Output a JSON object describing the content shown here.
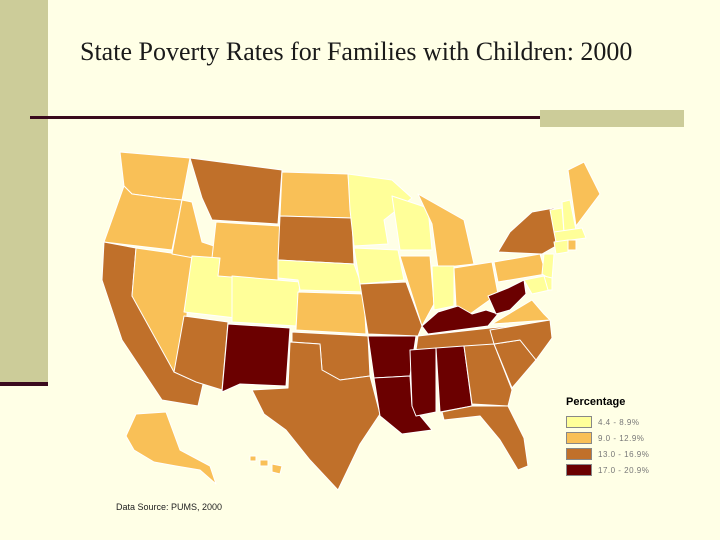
{
  "slide": {
    "title": "State Poverty Rates for Families with Children: 2000",
    "source": "Data Source: PUMS, 2000"
  },
  "legend": {
    "title": "Percentage",
    "items": [
      {
        "label": "4.4 - 8.9%",
        "color": "#FFFF99"
      },
      {
        "label": "9.0 - 12.9%",
        "color": "#F9C057"
      },
      {
        "label": "13.0 - 16.9%",
        "color": "#C0702A"
      },
      {
        "label": "17.0 - 20.9%",
        "color": "#6B0000"
      }
    ]
  },
  "states": {
    "WA": "medium",
    "OR": "medium",
    "CA": "high",
    "NV": "medium",
    "ID": "medium",
    "MT": "high",
    "WY": "medium",
    "UT": "low",
    "CO": "low",
    "AZ": "high",
    "NM": "highest",
    "ND": "medium",
    "SD": "high",
    "NE": "low",
    "KS": "medium",
    "OK": "high",
    "TX": "high",
    "MN": "low",
    "IA": "low",
    "MO": "high",
    "AR": "highest",
    "LA": "highest",
    "WI": "low",
    "IL": "medium",
    "MI": "medium",
    "IN": "low",
    "OH": "medium",
    "KY": "highest",
    "TN": "high",
    "MS": "highest",
    "AL": "highest",
    "GA": "high",
    "FL": "high",
    "SC": "high",
    "NC": "high",
    "VA": "medium",
    "WV": "highest",
    "PA": "medium",
    "NY": "high",
    "VT": "low",
    "NH": "low",
    "ME": "medium",
    "MA": "low",
    "CT": "low",
    "RI": "medium",
    "NJ": "low",
    "DE": "low",
    "MD": "low",
    "AK": "medium",
    "HI": "medium"
  },
  "colors": {
    "low": "#FFFF99",
    "medium": "#F9C057",
    "high": "#C0702A",
    "highest": "#6B0000"
  }
}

_ _ _

◆ **WHAT IS EXPECTED**: Output an exact copy of the material, with the pictures removed.

◆ **EXERCISE SOLUTION**:
Output a JSON object describing the content shown here.
{
  "slide": {
    "title": "State Poverty Rates for Families with Children: 2000",
    "source": "Data Source: PUMS, 2000"
  },
  "legend": {
    "title": "Percentage",
    "items": [
      {
        "label": "4.4 - 8.9%",
        "color": "#FFFF99"
      },
      {
        "label": "9.0 - 12.9%",
        "color": "#F9C057"
      },
      {
        "label": "13.0 - 16.9%",
        "color": "#C0702A"
      },
      {
        "label": "17.0 - 20.9%",
        "color": "#6B0000"
      }
    ]
  },
  "states": {
    "WA": "medium",
    "OR": "medium",
    "CA": "high",
    "NV": "medium",
    "ID": "medium",
    "MT": "high",
    "WY": "medium",
    "UT": "low",
    "CO": "low",
    "AZ": "high",
    "NM": "highest",
    "ND": "medium",
    "SD": "high",
    "NE": "low",
    "KS": "medium",
    "OK": "high",
    "TX": "high",
    "MN": "low",
    "IA": "low",
    "MO": "high",
    "AR": "highest",
    "LA": "highest",
    "WI": "low",
    "IL": "medium",
    "MI": "medium",
    "IN": "low",
    "OH": "medium",
    "KY": "highest",
    "TN": "high",
    "MS": "highest",
    "AL": "highest",
    "GA": "high",
    "FL": "high",
    "SC": "high",
    "NC": "high",
    "VA": "medium",
    "WV": "highest",
    "PA": "medium",
    "NY": "high",
    "VT": "low",
    "NH": "low",
    "ME": "medium",
    "MA": "low",
    "CT": "low",
    "RI": "medium",
    "NJ": "low",
    "DE": "low",
    "MD": "low",
    "AK": "medium",
    "HI": "medium"
  },
  "colors": {
    "low": "#FFFF99",
    "medium": "#F9C057",
    "high": "#C0702A",
    "highest": "#6B0000"
  }
}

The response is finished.